Detalhes da tarefa => Reproduza palavra por palavra o trecho que vai da linha que contém "Give bounding boxes" até a linha que contém "y-tick-label: 0 — [652, 379, 659, 392]", com as duas incluídas.
== Os itens ==
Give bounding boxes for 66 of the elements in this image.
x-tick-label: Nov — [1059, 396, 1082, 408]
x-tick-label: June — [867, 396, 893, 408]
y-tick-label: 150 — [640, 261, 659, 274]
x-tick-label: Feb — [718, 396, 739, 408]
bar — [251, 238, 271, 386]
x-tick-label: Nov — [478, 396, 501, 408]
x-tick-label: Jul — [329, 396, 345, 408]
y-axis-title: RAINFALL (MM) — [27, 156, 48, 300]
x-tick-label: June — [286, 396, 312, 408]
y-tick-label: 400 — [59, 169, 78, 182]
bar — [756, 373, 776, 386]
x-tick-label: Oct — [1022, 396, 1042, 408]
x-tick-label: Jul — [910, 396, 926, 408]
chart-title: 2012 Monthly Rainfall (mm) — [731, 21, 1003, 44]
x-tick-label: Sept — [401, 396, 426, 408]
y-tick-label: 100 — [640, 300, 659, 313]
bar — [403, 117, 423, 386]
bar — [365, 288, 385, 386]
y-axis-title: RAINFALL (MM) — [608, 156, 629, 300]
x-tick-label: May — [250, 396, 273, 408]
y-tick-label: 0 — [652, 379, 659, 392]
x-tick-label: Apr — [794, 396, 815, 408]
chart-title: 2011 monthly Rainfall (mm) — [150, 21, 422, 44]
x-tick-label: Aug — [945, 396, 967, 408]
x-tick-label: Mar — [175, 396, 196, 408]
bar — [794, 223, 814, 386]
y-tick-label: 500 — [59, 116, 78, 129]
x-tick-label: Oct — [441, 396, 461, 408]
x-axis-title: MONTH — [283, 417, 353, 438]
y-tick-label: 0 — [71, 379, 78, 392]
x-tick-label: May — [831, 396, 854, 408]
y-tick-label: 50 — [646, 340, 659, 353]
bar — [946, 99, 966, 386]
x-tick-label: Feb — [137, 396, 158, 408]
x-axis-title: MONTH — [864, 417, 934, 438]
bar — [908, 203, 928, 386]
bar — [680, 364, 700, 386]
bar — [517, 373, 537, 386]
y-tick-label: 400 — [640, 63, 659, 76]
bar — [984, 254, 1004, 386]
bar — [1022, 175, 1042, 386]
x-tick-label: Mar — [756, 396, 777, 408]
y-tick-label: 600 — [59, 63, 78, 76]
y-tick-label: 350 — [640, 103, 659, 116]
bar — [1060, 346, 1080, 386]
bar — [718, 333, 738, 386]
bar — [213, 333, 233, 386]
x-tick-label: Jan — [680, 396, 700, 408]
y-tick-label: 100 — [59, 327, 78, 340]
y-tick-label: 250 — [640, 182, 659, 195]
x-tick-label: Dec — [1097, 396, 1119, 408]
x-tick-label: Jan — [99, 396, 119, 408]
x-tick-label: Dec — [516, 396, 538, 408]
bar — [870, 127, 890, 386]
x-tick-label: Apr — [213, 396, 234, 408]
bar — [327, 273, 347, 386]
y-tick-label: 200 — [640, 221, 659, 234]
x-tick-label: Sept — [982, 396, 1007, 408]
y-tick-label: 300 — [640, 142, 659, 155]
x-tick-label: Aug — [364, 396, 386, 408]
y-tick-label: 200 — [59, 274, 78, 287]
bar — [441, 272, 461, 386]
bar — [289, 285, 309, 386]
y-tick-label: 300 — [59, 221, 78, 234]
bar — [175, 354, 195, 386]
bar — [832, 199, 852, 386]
===
== Os itens ==
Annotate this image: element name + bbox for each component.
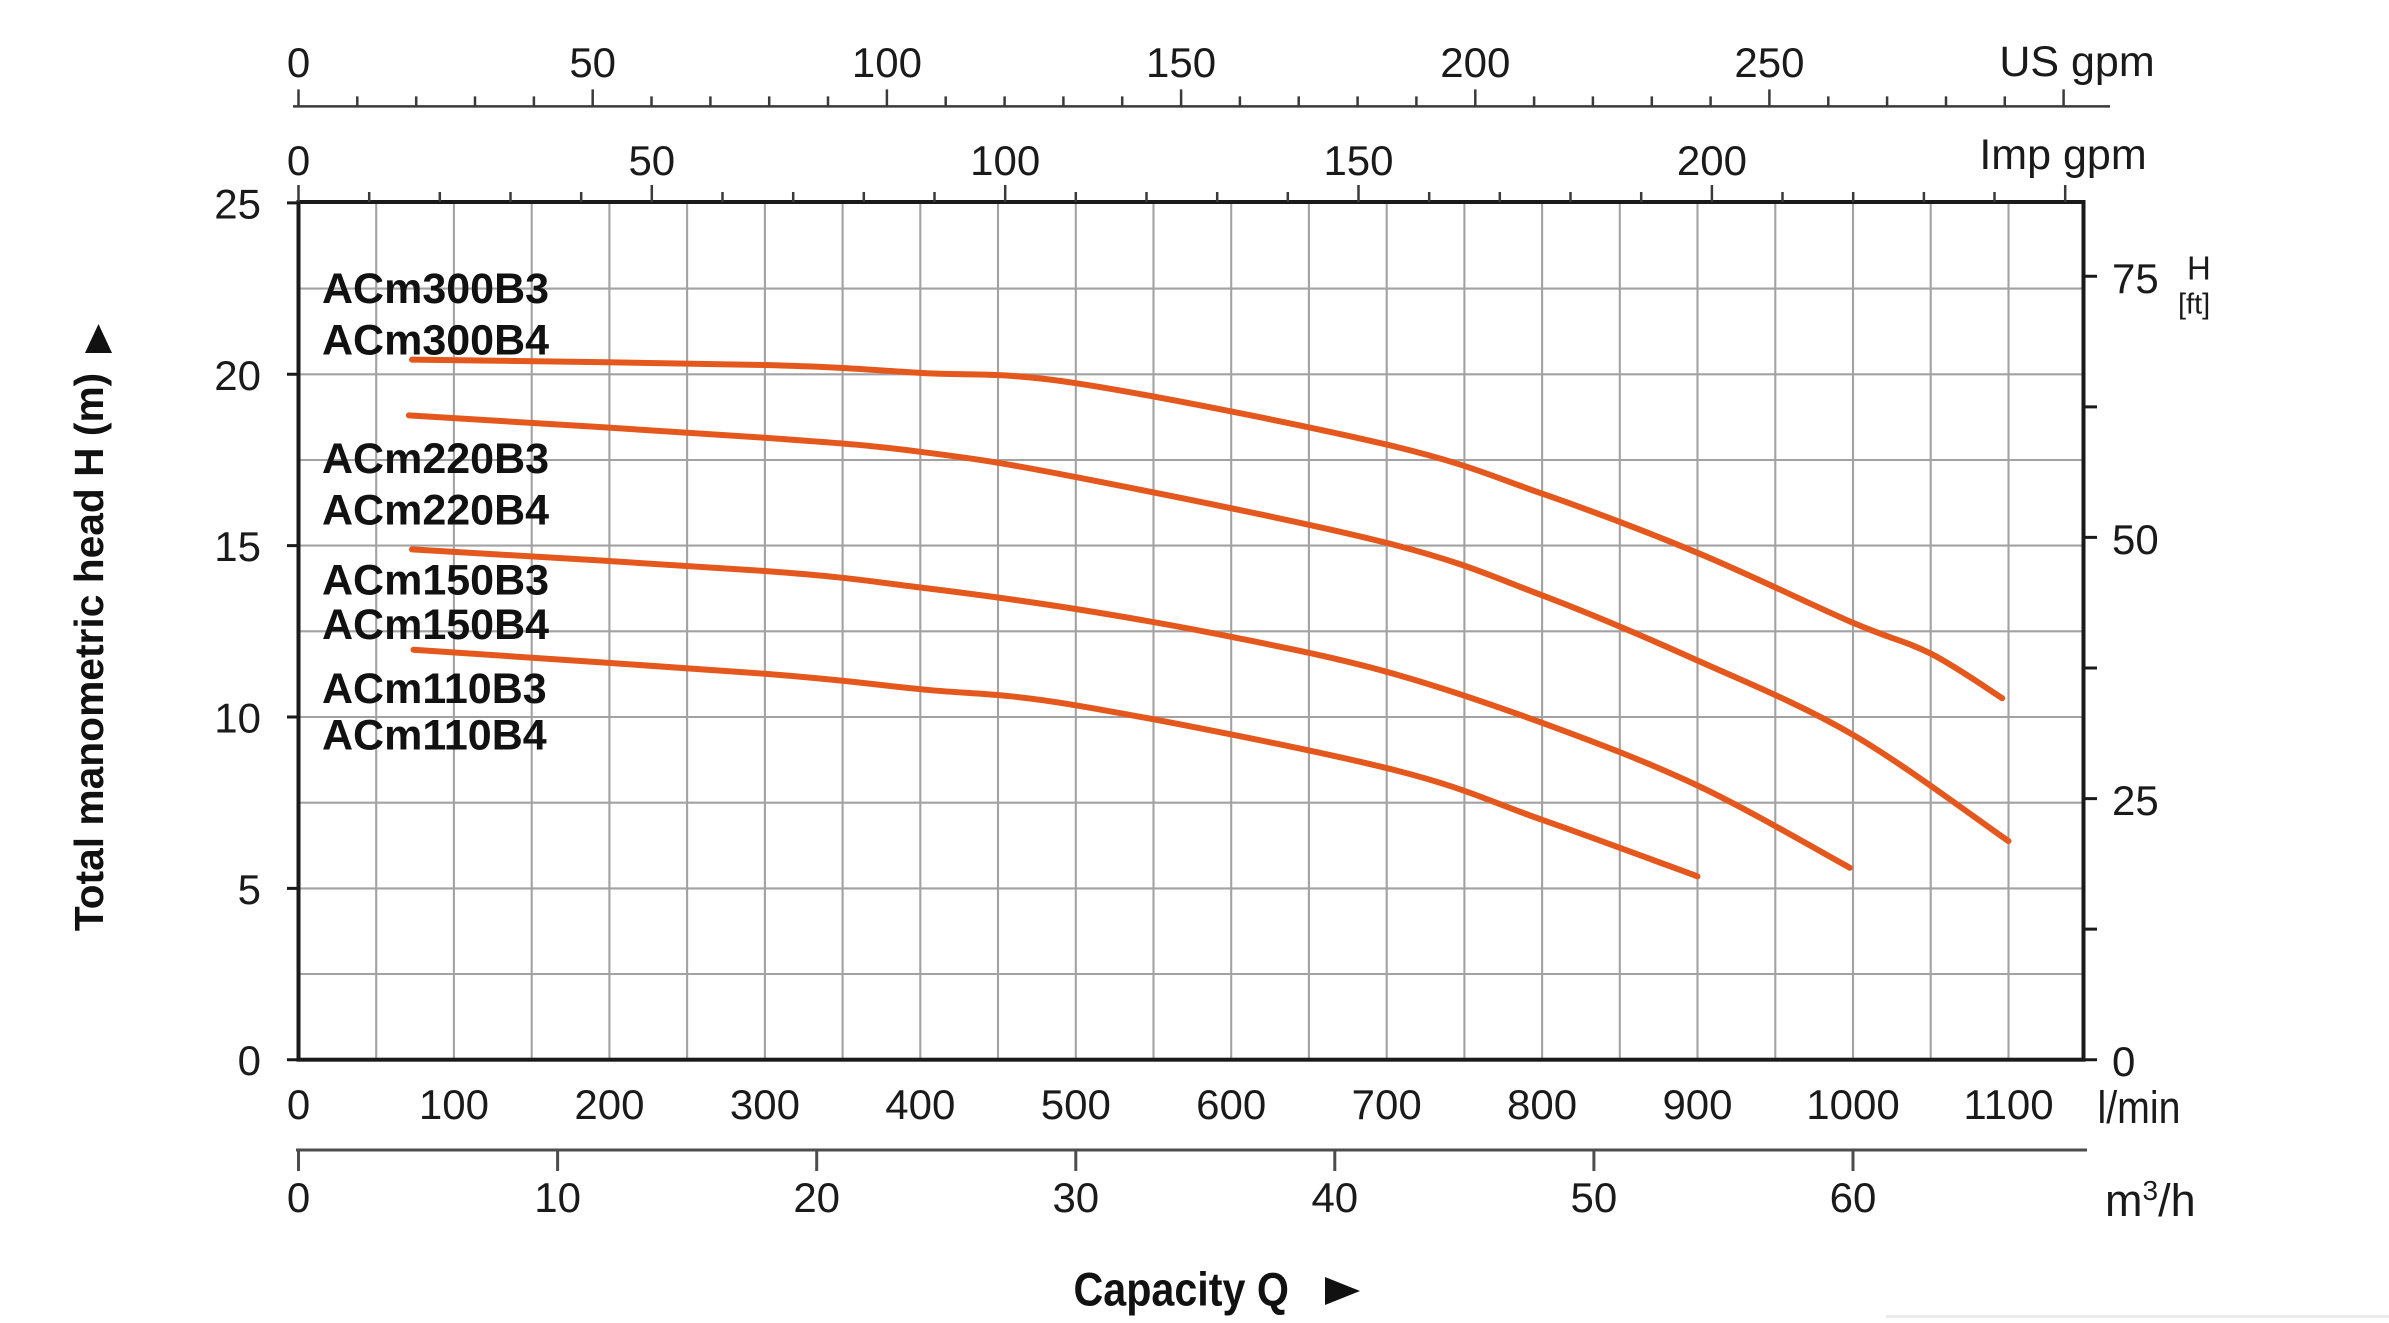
===
Resposta à tarefa =>
Give bounding boxes for 66 of the elements in this image.
x-tick-label: Nov — [1059, 396, 1082, 408]
x-tick-label: June — [867, 396, 893, 408]
y-tick-label: 150 — [640, 261, 659, 274]
x-tick-label: Feb — [718, 396, 739, 408]
bar — [251, 238, 271, 386]
x-tick-label: Nov — [478, 396, 501, 408]
x-tick-label: Jul — [329, 396, 345, 408]
y-axis-title: RAINFALL (MM) — [27, 156, 48, 300]
x-tick-label: June — [286, 396, 312, 408]
y-tick-label: 400 — [59, 169, 78, 182]
bar — [756, 373, 776, 386]
x-tick-label: Oct — [1022, 396, 1042, 408]
x-tick-label: Jul — [910, 396, 926, 408]
chart-title: 2012 Monthly Rainfall (mm) — [731, 21, 1003, 44]
x-tick-label: Sept — [401, 396, 426, 408]
y-tick-label: 100 — [640, 300, 659, 313]
bar — [403, 117, 423, 386]
bar — [365, 288, 385, 386]
y-axis-title: RAINFALL (MM) — [608, 156, 629, 300]
x-tick-label: May — [250, 396, 273, 408]
y-tick-label: 0 — [652, 379, 659, 392]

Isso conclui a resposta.